◆ **STATED EXERCISE**
All lines featuring the string "retrieved" are to be listed.

(Figure contents as structured data)

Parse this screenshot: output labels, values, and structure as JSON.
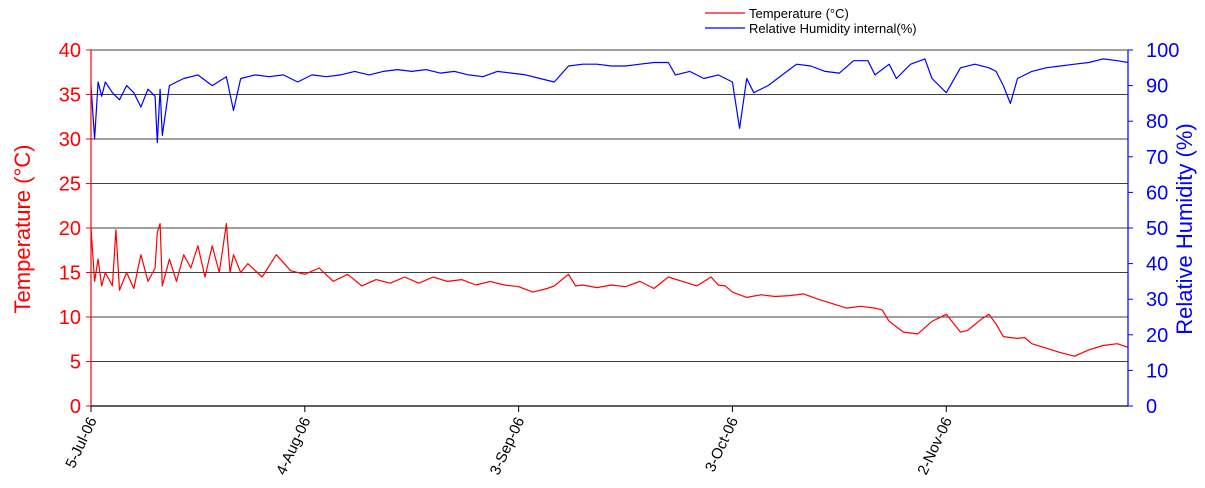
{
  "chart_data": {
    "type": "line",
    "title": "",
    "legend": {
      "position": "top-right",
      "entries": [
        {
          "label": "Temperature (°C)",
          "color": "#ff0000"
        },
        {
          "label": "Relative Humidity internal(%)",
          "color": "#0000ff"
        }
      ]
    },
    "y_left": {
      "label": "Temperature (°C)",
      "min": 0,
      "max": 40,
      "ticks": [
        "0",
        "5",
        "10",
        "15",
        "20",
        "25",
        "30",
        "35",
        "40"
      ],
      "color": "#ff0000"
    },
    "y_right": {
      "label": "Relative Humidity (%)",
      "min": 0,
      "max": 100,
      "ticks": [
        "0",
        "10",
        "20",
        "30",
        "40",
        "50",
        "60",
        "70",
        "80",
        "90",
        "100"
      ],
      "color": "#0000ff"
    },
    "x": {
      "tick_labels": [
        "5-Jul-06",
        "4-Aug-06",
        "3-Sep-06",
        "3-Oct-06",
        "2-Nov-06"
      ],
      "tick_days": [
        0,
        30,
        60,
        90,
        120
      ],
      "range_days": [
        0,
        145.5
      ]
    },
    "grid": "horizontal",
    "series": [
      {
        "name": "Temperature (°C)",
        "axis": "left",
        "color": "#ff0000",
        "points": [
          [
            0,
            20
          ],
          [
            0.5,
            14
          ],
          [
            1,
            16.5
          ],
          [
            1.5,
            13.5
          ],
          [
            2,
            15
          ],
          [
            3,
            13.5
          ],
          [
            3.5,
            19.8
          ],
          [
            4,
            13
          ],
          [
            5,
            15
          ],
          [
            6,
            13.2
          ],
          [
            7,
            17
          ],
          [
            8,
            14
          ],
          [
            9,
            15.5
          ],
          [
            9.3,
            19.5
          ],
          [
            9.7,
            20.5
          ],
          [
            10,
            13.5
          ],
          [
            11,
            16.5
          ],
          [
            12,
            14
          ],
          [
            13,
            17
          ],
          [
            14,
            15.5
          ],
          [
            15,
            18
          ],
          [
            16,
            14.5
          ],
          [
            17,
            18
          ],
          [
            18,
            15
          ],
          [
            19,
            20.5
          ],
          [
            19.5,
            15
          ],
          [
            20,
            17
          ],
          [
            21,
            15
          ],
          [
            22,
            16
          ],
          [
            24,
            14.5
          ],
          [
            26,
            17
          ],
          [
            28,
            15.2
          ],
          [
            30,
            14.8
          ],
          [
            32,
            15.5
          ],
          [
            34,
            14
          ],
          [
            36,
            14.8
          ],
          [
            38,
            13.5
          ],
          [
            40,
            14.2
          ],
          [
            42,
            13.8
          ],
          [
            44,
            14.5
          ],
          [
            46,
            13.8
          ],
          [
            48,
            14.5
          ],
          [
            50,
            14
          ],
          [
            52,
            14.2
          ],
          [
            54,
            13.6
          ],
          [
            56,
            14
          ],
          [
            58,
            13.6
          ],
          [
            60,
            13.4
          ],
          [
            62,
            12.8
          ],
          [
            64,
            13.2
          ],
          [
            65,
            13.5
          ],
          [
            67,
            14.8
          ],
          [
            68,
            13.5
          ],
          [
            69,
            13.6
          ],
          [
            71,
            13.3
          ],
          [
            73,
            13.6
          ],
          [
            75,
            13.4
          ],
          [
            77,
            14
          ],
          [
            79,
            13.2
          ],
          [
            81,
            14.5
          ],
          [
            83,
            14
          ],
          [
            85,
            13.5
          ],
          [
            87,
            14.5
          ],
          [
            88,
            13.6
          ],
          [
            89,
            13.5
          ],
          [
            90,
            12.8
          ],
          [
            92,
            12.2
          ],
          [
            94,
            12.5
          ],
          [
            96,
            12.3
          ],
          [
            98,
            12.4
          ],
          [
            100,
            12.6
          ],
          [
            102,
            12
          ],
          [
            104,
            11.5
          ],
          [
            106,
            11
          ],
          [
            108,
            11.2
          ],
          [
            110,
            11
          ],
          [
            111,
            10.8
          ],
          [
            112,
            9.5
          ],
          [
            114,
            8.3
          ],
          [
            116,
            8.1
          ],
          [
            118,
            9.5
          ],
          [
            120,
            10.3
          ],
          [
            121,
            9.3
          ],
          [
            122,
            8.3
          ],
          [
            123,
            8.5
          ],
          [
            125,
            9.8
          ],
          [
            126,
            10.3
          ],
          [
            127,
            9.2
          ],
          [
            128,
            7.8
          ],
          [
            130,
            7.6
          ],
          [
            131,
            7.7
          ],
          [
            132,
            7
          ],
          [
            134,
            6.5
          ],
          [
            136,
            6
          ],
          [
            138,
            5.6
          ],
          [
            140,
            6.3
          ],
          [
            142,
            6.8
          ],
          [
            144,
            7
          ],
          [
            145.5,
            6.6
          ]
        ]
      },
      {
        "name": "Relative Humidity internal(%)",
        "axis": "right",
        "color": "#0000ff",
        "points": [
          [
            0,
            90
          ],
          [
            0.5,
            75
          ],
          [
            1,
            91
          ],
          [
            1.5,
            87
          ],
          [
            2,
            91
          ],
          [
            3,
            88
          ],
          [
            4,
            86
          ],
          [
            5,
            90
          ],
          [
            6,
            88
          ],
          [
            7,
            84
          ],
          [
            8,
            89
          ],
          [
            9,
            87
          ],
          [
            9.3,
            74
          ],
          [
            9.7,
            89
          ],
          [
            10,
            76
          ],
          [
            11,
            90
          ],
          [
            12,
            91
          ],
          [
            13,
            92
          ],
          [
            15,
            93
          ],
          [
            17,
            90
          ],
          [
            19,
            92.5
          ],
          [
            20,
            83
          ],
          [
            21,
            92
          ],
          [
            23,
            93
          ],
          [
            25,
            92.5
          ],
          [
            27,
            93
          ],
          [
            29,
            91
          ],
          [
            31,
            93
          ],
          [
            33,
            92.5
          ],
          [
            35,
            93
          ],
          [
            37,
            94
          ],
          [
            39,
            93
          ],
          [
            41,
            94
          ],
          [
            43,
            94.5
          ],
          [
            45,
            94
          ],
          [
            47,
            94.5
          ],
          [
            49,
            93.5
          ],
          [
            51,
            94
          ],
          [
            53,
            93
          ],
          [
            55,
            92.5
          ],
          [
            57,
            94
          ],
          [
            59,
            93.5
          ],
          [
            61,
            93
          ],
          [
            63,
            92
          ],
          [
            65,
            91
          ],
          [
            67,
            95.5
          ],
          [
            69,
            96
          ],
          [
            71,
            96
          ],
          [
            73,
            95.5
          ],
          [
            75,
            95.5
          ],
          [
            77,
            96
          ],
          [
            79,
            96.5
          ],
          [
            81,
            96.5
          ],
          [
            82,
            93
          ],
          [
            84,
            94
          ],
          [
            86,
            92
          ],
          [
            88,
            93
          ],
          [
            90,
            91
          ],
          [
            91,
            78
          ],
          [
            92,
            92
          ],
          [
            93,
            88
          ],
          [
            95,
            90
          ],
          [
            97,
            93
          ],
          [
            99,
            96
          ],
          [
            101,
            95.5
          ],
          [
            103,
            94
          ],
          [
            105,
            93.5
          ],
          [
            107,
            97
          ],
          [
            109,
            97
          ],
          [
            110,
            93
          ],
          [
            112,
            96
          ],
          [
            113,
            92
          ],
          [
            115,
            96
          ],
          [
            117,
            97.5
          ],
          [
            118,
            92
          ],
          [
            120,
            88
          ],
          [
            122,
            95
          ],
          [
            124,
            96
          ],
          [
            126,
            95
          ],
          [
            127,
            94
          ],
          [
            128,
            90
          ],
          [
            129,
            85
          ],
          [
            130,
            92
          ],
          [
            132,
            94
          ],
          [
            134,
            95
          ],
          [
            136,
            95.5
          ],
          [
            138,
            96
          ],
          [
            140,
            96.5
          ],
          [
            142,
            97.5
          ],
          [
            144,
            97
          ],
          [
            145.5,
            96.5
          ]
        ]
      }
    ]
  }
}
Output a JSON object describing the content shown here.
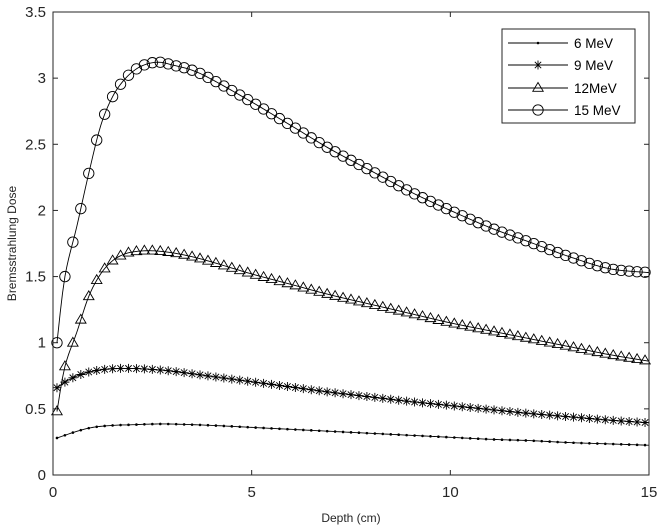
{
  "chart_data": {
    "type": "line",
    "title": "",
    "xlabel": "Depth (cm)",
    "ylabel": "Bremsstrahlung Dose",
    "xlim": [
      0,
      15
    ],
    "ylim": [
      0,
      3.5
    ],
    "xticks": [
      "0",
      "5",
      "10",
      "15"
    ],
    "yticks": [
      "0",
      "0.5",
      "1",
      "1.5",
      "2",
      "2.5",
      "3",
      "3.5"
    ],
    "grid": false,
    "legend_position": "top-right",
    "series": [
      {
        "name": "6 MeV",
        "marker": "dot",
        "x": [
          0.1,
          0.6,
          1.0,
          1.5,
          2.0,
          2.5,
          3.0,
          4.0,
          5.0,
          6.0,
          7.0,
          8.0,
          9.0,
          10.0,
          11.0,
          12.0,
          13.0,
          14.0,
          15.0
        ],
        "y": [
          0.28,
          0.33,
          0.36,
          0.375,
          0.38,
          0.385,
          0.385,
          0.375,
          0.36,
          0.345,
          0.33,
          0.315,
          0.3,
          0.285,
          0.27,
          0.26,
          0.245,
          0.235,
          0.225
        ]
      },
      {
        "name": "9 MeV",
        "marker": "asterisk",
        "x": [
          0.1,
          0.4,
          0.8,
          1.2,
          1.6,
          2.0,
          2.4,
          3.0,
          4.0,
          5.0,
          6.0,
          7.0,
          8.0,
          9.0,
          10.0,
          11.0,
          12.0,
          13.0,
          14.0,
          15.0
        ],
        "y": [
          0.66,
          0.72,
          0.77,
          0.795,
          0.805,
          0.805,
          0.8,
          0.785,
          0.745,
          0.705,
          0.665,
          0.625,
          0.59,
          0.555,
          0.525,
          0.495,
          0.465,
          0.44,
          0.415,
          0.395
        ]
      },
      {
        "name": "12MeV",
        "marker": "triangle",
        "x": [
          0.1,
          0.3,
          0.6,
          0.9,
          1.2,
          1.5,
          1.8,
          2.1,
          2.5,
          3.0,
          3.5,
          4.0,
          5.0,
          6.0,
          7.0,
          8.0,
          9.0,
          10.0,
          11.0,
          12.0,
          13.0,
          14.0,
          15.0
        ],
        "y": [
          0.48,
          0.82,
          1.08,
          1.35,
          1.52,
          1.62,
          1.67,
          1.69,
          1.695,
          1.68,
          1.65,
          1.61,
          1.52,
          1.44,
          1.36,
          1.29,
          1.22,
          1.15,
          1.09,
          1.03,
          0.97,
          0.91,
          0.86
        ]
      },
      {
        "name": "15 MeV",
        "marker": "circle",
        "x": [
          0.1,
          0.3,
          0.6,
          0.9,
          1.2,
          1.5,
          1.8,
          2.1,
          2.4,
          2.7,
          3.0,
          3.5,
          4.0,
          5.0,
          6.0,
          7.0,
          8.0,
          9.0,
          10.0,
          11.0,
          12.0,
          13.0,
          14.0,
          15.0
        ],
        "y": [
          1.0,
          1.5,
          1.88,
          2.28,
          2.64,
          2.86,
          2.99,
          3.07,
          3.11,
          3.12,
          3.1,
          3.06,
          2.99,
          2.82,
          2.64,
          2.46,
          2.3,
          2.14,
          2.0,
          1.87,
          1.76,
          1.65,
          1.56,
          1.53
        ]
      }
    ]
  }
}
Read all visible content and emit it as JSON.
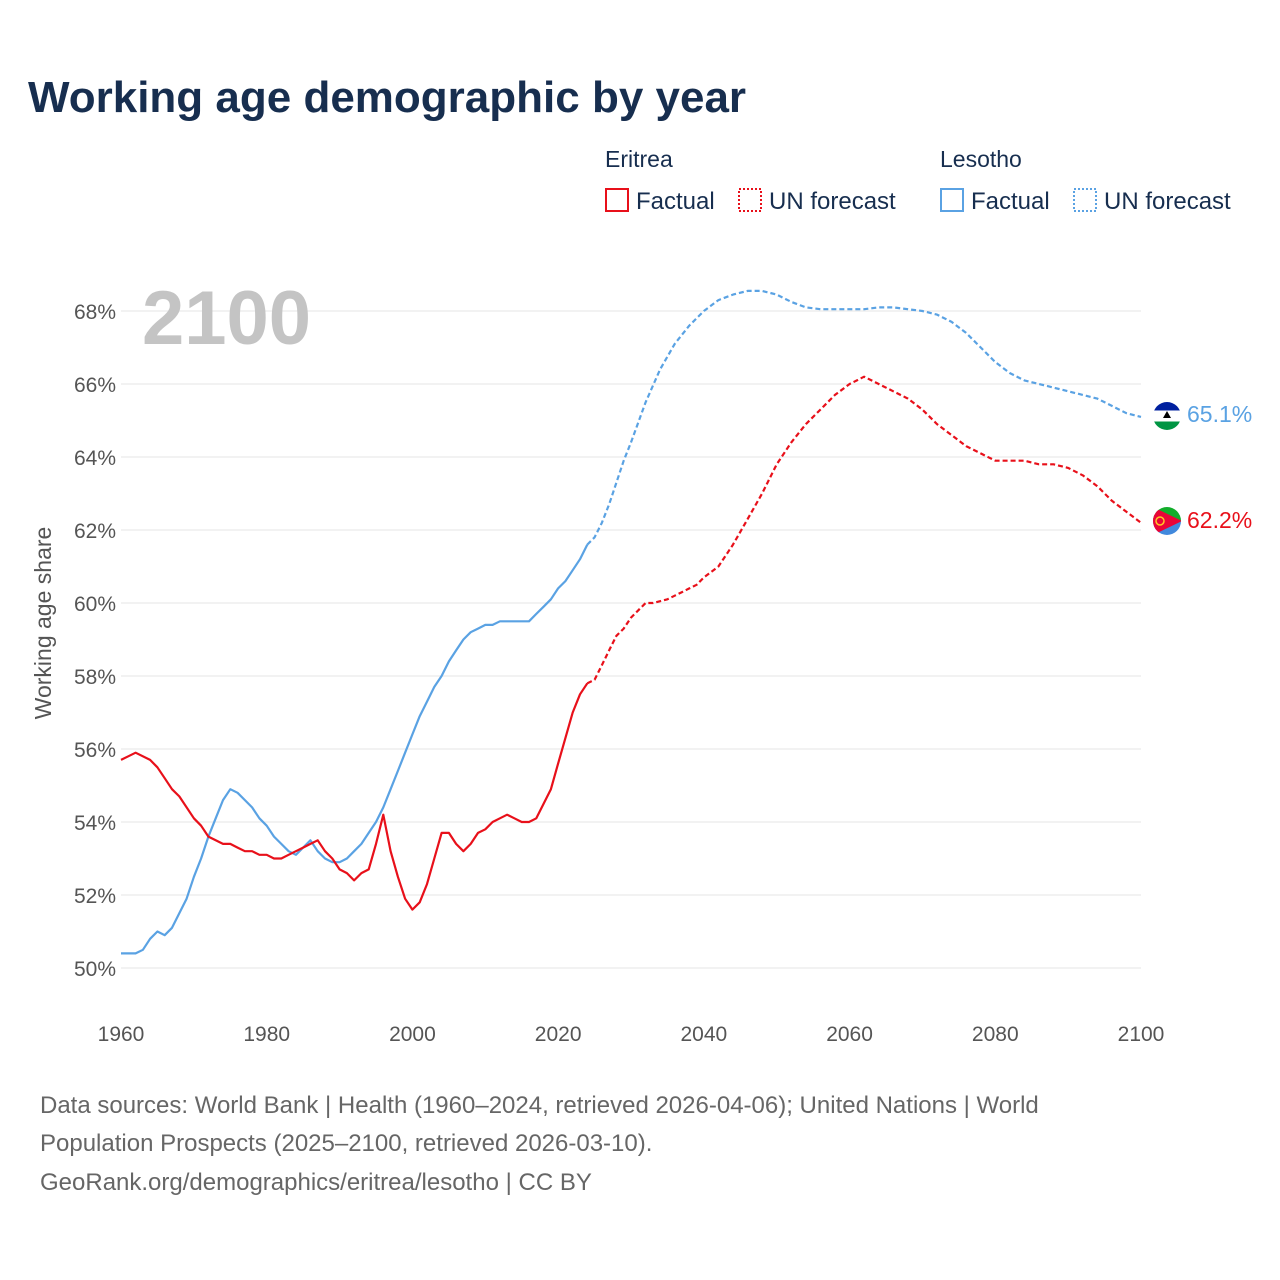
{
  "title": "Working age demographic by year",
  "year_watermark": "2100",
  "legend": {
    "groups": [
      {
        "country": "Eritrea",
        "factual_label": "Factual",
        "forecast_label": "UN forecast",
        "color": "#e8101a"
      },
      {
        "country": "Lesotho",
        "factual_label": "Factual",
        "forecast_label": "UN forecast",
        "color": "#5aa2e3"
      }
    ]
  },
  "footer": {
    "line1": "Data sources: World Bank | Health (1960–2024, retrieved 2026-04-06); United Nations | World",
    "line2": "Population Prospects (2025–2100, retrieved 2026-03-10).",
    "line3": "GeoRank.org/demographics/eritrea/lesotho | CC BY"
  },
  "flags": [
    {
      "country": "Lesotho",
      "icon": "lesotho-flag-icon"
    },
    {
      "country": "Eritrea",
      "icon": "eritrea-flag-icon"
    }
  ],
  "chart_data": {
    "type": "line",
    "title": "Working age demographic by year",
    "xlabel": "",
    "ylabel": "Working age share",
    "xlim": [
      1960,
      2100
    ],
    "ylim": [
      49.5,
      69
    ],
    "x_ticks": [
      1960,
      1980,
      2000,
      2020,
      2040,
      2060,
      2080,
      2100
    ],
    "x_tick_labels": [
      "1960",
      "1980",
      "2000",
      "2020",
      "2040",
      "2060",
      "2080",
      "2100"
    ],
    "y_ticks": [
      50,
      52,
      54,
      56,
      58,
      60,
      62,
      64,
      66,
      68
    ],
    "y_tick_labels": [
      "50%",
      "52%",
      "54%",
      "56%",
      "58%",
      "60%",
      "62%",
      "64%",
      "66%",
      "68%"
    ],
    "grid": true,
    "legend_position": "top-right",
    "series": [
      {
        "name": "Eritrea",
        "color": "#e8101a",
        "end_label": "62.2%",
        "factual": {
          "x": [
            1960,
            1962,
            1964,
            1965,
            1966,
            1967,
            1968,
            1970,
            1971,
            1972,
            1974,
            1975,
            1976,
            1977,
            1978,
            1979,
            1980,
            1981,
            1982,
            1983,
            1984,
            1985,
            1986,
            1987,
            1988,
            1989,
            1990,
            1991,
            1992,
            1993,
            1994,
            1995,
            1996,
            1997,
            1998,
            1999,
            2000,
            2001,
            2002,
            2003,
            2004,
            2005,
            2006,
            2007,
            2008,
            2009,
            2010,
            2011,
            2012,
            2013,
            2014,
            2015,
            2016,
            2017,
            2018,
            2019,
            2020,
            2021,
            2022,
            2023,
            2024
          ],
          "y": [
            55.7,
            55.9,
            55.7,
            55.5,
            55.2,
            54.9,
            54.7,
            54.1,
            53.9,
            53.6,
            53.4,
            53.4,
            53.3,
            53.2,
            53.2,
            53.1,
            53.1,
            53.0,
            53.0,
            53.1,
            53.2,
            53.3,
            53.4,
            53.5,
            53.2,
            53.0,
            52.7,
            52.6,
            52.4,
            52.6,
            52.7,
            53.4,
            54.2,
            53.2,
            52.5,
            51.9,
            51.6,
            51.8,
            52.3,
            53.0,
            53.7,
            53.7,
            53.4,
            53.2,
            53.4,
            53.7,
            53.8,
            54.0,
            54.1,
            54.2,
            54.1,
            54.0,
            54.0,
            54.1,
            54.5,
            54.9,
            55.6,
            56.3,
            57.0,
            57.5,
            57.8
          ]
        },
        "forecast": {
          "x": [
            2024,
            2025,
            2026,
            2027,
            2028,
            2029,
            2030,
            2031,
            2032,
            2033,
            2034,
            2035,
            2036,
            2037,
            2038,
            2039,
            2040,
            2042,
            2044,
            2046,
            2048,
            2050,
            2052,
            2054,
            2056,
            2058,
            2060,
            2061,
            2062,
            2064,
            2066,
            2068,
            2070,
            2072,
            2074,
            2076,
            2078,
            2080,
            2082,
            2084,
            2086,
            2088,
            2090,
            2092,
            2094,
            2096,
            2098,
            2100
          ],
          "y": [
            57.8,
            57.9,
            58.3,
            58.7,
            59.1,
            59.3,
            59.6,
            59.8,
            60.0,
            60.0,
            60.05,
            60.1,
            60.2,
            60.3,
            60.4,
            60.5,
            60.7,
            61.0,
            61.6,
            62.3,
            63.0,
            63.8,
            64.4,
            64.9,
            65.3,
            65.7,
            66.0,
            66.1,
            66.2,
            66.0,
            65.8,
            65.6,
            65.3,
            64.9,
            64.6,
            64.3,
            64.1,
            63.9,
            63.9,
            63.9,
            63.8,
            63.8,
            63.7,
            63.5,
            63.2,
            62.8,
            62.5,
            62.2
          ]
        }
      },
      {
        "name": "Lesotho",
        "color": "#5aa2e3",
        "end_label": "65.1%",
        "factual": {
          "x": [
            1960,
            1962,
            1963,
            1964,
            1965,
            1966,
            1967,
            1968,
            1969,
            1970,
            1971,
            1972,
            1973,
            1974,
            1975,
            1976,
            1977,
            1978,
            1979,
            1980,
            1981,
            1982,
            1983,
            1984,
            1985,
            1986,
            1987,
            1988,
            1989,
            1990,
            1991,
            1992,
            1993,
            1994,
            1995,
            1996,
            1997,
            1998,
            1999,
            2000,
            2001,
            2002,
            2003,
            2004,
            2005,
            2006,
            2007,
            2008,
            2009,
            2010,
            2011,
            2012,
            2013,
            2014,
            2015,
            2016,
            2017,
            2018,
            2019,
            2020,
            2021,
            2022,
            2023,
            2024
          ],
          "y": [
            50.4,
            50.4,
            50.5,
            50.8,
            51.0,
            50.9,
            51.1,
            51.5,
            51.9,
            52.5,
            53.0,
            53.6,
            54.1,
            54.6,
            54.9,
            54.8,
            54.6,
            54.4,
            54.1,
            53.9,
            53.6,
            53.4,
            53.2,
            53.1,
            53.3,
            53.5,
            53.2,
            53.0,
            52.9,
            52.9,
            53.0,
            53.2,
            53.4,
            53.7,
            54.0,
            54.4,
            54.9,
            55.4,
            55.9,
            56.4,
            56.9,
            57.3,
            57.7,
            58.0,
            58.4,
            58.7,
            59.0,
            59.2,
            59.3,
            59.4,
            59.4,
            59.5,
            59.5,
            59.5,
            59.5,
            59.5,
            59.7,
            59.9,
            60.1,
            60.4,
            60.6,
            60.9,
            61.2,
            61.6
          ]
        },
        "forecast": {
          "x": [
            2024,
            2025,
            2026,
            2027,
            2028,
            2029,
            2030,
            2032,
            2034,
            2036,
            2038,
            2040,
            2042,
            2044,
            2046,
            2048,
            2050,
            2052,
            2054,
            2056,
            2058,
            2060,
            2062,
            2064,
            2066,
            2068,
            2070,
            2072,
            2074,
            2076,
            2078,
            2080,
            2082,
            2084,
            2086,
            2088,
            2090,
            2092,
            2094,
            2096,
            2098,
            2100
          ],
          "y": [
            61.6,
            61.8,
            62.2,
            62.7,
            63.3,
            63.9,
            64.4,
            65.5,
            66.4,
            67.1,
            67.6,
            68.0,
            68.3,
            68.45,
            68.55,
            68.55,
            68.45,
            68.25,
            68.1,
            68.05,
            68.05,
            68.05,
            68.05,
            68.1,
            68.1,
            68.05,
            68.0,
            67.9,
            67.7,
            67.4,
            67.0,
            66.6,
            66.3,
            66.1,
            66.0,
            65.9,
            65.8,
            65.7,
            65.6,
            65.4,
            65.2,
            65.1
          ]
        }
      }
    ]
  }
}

◆ **OUTPUT BELOW**
    "line1": "Data sources: World Bank | Health (1960–2024, retrieved 2026-04-06); United Nations | World",
    "line2": "Population Prospects (2025–2100, retrieved 2026-03-10).",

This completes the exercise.